━━━ Entries provided ━━━

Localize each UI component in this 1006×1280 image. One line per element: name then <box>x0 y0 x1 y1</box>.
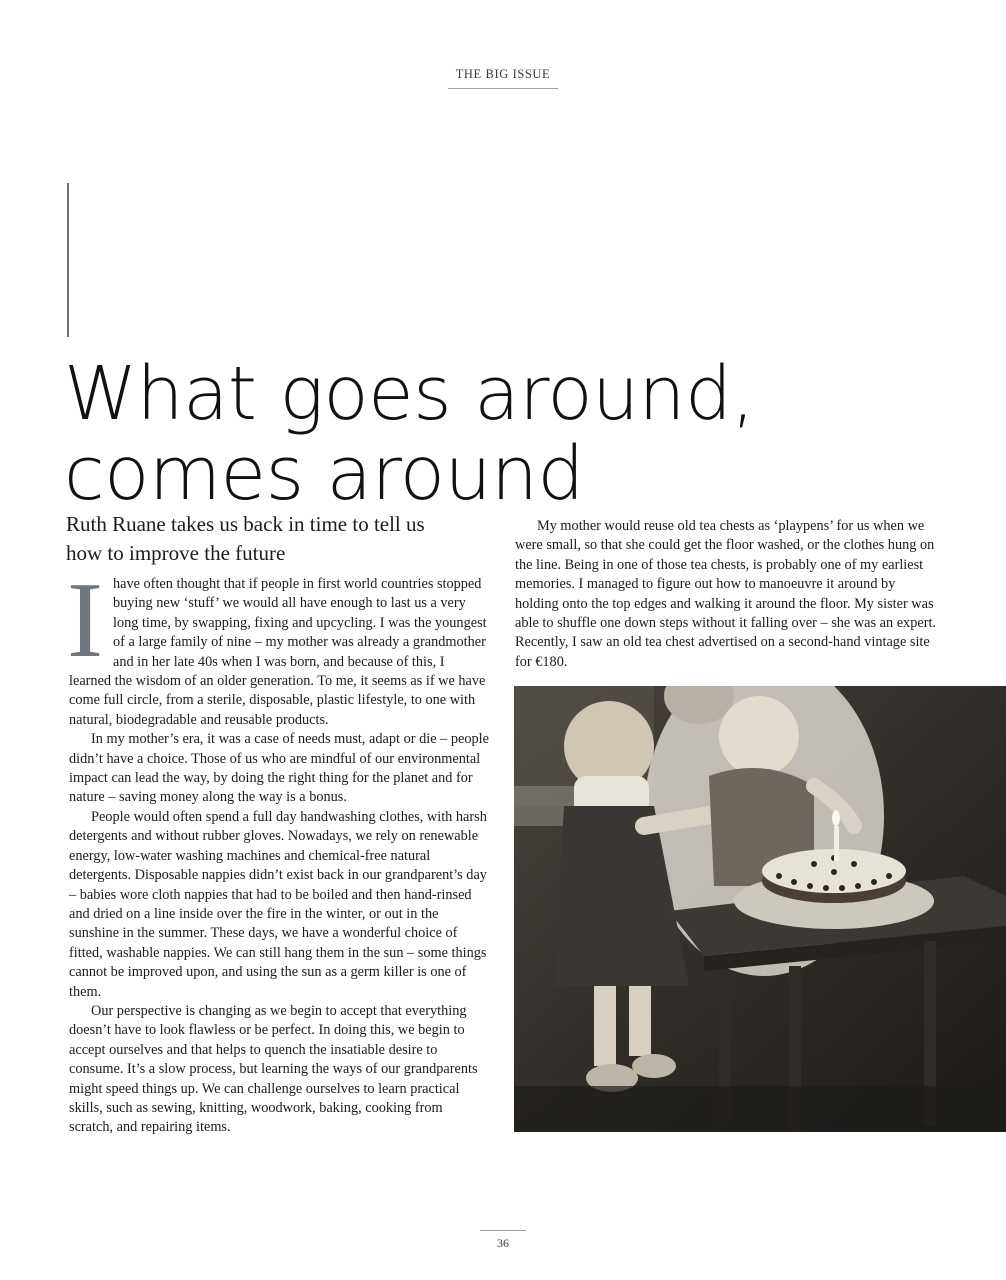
drop-cap: I <box>67 561 103 680</box>
standfirst-line-2: how to improve the future <box>66 541 286 565</box>
article-column-right <box>515 517 939 672</box>
headline-line-1: What goes around, <box>64 351 755 437</box>
article-paragraph-4: Our perspective is changing as we begin to accept that everything doesn’t have to look flawless or be perfect. In doing this, we begin to accept ourselves and that helps to quench the insatiable desire to consume. It’s a slow process, but learning the ways of our grandparents might speed things up. We can challenge ourselves to learn practical skills, such as sewing, knitting, woodwork, baking, cooking from scratch, and repairing items. <box>69 1002 478 1136</box>
article-paragraph-5: My mother would reuse old tea chests as ‘playpens’ for us when we were small, so that she could get the floor washed, or the clothes hung on the line. Being in one of those tea chests, is probably one of my earliest memories. I managed to figure out how to manoeuvre it around by holding onto the top edges and walking it around the floor. My sister was able to shuffle one down steps without it falling over – she was an expert. Recently, I saw an old tea chest advertised on a second-hand vintage site for €180. <box>515 518 937 670</box>
paragraph-text: have often thought that if people in first world countries stopped buying new ‘stuff’ we would all have enough to last us a very long time, by swapping, fixing and upcycling. I was the youngest of a large family of nine – my mother was already a grandmother and in her late 40s when I was born, and because of this, I learned the wisdom of an older generation. To me, it seems as if we have come full circle, from a sterile, disposable, plastic lifestyle, to one with natural, biodegradable and reusable products. <box>69 576 487 728</box>
article-paragraph-3: People would often spend a full day handwashing clothes, with harsh detergents and without rubber gloves. Nowadays, we rely on renewable energy, low-water washing machines and chemical-free natural detergents. Disposable nappies didn’t exist back in our grandparent’s day – babies wore cloth nappies that had to be boiled and then hand-rinsed and dried on a line inside over the fire in the winter, or out in the sunshine in the summer. These days, we have a wonderful choice of fitted, washable nappies. We can still hang them in the sun – some things cannot be improved upon, and using the sun as a germ killer is one of them. <box>69 808 487 1000</box>
article-paragraph-1 <box>67 561 489 730</box>
article-column-left <box>67 561 489 1138</box>
birthday-cake-photo <box>514 686 1006 1132</box>
headline-line-2: comes around <box>64 431 584 517</box>
article-paragraph-2: In my mother’s era, it was a case of needs must, adapt or die – people didn’t have a choice. Those of us who are mindful of our environmental impact can lead the way, by doing the right thing for the planet and for nature – saving money along the way is a bonus. <box>69 731 489 806</box>
headline <box>64 351 824 517</box>
page-number: 36 <box>480 1230 526 1251</box>
decorative-vertical-rule <box>67 183 69 337</box>
photo-illustration <box>514 686 1006 1132</box>
masthead: THE BIG ISSUE <box>448 67 558 89</box>
standfirst <box>66 510 486 568</box>
standfirst-line-1: Ruth Ruane takes us back in time to tell us <box>66 512 425 536</box>
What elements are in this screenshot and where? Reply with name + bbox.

━━━

* _The problem_
Put the lines from the one containing "drop-cap: I <box>67 561 103 680</box>" through the one containing "headline-line-1: What goes" into a JSON list of strings, one string per line, leaving out blank lines.

* _Exercise answer_
[
  "drop-cap: I <box>67 561 103 680</box>",
  "standfirst-line-2: how to improve the future <box>66 541 286 565</box>",
  "article-column-right <box>515 517 939 672</box>",
  "headline-line-1: What goes around, <box>64 351 755 437</box>"
]